### What is asked
Output the material below unchanged, apart from leaving out the pictures.

Data entries:
========================

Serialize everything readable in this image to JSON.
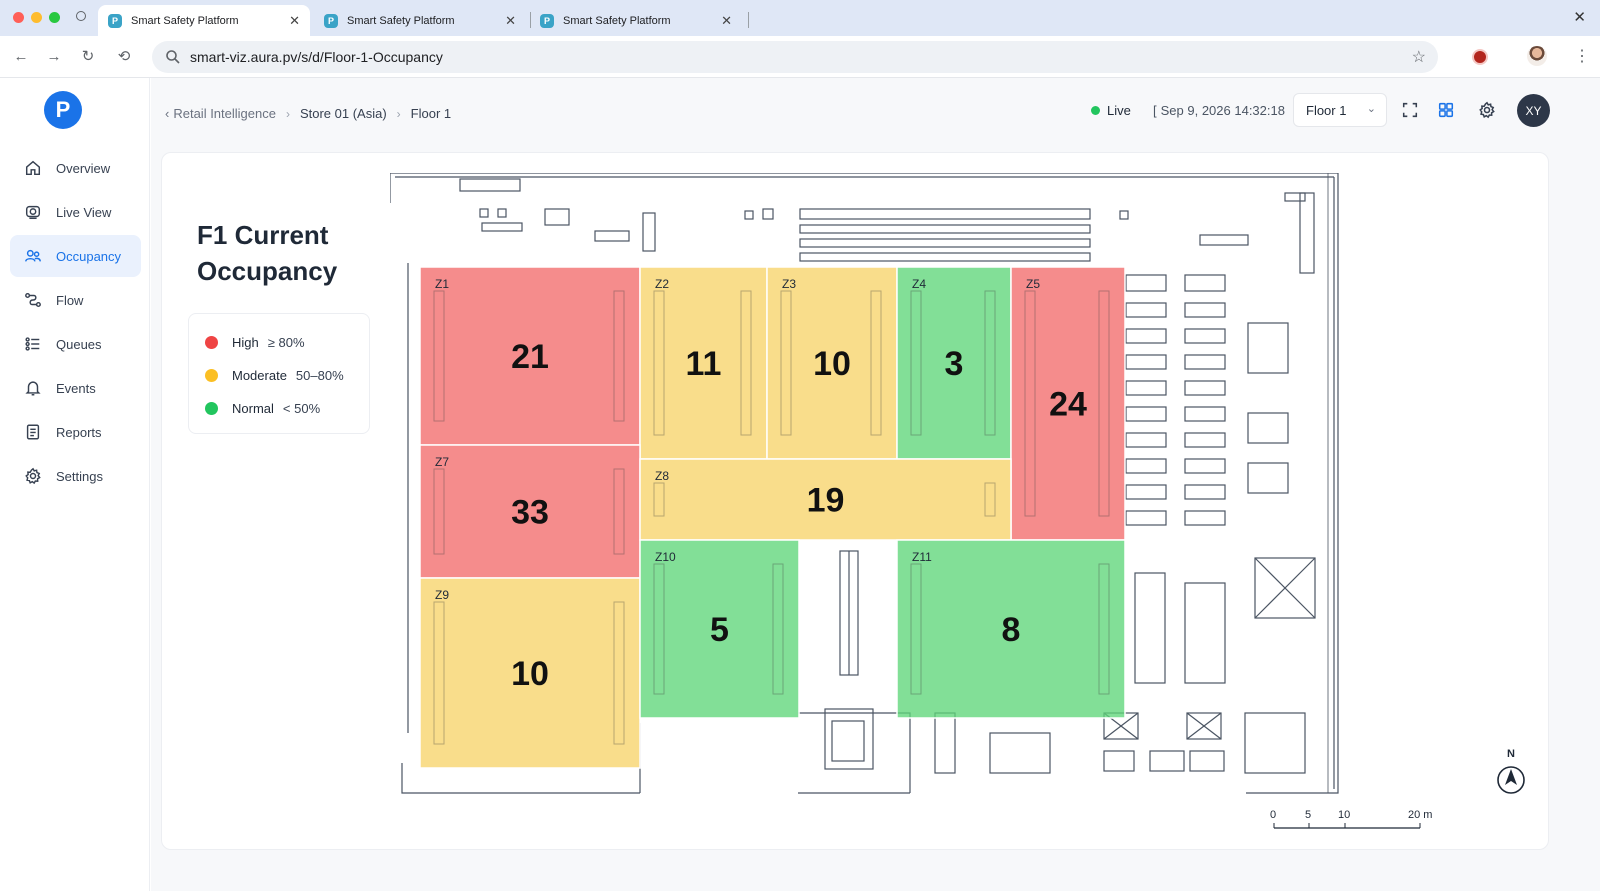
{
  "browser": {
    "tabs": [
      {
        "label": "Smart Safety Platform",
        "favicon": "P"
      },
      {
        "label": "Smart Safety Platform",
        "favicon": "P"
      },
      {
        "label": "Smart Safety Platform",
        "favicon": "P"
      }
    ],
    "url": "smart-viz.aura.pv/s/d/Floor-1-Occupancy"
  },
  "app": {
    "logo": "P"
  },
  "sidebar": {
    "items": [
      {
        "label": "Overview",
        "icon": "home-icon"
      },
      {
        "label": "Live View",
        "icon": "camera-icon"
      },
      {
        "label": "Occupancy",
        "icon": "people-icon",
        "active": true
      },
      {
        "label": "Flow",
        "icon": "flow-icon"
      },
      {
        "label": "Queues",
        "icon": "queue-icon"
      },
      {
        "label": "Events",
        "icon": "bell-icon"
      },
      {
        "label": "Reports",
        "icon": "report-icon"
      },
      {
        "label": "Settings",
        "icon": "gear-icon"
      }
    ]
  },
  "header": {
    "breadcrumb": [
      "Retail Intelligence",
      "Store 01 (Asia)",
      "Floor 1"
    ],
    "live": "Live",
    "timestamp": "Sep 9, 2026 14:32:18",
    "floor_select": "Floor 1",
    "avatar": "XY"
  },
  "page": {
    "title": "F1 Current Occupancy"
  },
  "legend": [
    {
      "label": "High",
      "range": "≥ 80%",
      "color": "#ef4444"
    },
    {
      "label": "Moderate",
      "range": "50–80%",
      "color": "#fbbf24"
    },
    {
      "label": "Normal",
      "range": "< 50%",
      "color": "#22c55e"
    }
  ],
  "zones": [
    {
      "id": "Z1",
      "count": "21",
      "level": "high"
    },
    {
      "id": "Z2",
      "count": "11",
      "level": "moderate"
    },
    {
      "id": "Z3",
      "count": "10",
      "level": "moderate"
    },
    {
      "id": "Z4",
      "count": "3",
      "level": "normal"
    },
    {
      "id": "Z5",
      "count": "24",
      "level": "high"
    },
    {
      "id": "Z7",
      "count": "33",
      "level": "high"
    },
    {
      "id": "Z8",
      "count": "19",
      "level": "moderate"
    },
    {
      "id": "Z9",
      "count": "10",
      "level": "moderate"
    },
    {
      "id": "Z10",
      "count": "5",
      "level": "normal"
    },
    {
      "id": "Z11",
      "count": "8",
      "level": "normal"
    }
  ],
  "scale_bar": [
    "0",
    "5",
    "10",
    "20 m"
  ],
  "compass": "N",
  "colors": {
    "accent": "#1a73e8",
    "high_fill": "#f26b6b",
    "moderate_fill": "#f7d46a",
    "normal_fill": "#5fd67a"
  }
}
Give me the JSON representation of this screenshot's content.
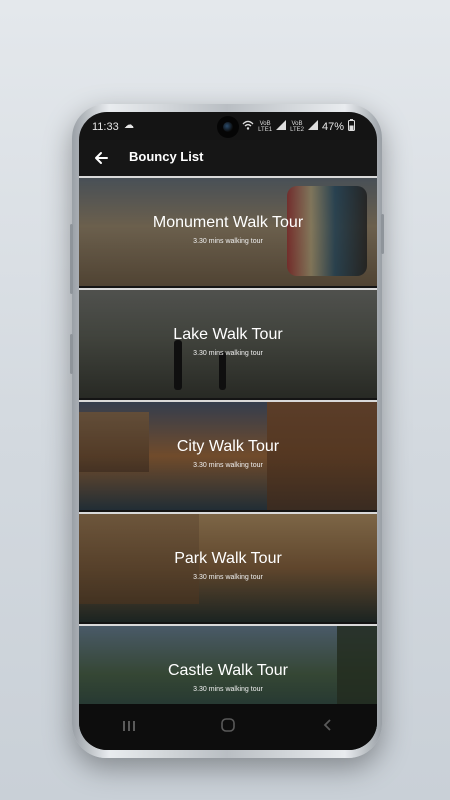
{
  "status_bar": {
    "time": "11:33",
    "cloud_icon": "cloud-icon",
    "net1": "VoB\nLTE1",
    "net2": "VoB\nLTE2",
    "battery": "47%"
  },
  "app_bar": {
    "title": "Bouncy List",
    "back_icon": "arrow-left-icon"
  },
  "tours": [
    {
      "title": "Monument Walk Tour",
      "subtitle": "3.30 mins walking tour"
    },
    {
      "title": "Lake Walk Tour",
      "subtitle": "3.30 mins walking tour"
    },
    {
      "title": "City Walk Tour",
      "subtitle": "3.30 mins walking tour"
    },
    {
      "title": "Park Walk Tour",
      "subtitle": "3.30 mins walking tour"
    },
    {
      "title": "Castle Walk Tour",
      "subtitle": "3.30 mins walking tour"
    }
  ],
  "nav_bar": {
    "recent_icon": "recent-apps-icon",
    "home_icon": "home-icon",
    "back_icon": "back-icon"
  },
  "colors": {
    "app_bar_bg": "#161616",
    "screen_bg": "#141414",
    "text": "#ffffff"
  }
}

========================

### Task solution
Serialize everything readable in this image to JSON.
{
  "browser": {
    "tabs": [
      {
        "label": "Smart Safety Platform",
        "favicon": "P"
      },
      {
        "label": "Smart Safety Platform",
        "favicon": "P"
      },
      {
        "label": "Smart Safety Platform",
        "favicon": "P"
      }
    ],
    "url": "smart-viz.aura.pv/s/d/Floor-1-Occupancy"
  },
  "app": {
    "logo": "P"
  },
  "sidebar": {
    "items": [
      {
        "label": "Overview",
        "icon": "home-icon"
      },
      {
        "label": "Live View",
        "icon": "camera-icon"
      },
      {
        "label": "Occupancy",
        "icon": "people-icon",
        "active": true
      },
      {
        "label": "Flow",
        "icon": "flow-icon"
      },
      {
        "label": "Queues",
        "icon": "queue-icon"
      },
      {
        "label": "Events",
        "icon": "bell-icon"
      },
      {
        "label": "Reports",
        "icon": "report-icon"
      },
      {
        "label": "Settings",
        "icon": "gear-icon"
      }
    ]
  },
  "header": {
    "breadcrumb": [
      "Retail Intelligence",
      "Store 01 (Asia)",
      "Floor 1"
    ],
    "live": "Live",
    "timestamp": "Sep 9, 2026 14:32:18",
    "floor_select": "Floor 1",
    "avatar": "XY"
  },
  "page": {
    "title": "F1 Current Occupancy"
  },
  "legend": [
    {
      "label": "High",
      "range": "≥ 80%",
      "color": "#ef4444"
    },
    {
      "label": "Moderate",
      "range": "50–80%",
      "color": "#fbbf24"
    },
    {
      "label": "Normal",
      "range": "< 50%",
      "color": "#22c55e"
    }
  ],
  "zones": [
    {
      "id": "Z1",
      "count": "21",
      "level": "high"
    },
    {
      "id": "Z2",
      "count": "11",
      "level": "moderate"
    },
    {
      "id": "Z3",
      "count": "10",
      "level": "moderate"
    },
    {
      "id": "Z4",
      "count": "3",
      "level": "normal"
    },
    {
      "id": "Z5",
      "count": "24",
      "level": "high"
    },
    {
      "id": "Z7",
      "count": "33",
      "level": "high"
    },
    {
      "id": "Z8",
      "count": "19",
      "level": "moderate"
    },
    {
      "id": "Z9",
      "count": "10",
      "level": "moderate"
    },
    {
      "id": "Z10",
      "count": "5",
      "level": "normal"
    },
    {
      "id": "Z11",
      "count": "8",
      "level": "normal"
    }
  ],
  "scale_bar": [
    "0",
    "5",
    "10",
    "20 m"
  ],
  "compass": "N",
  "colors": {
    "accent": "#1a73e8",
    "high_fill": "#f26b6b",
    "moderate_fill": "#f7d46a",
    "normal_fill": "#5fd67a"
  }
}
Give me the JSON representation of this screenshot's content.
{
  "status_bar": {
    "time": "11:33",
    "cloud_icon": "cloud-icon",
    "net1": "VoB\nLTE1",
    "net2": "VoB\nLTE2",
    "battery": "47%"
  },
  "app_bar": {
    "title": "Bouncy List",
    "back_icon": "arrow-left-icon"
  },
  "tours": [
    {
      "title": "Monument Walk Tour",
      "subtitle": "3.30 mins walking tour"
    },
    {
      "title": "Lake Walk Tour",
      "subtitle": "3.30 mins walking tour"
    },
    {
      "title": "City Walk Tour",
      "subtitle": "3.30 mins walking tour"
    },
    {
      "title": "Park Walk Tour",
      "subtitle": "3.30 mins walking tour"
    },
    {
      "title": "Castle Walk Tour",
      "subtitle": "3.30 mins walking tour"
    }
  ],
  "nav_bar": {
    "recent_icon": "recent-apps-icon",
    "home_icon": "home-icon",
    "back_icon": "back-icon"
  },
  "colors": {
    "app_bar_bg": "#161616",
    "screen_bg": "#141414",
    "text": "#ffffff"
  }
}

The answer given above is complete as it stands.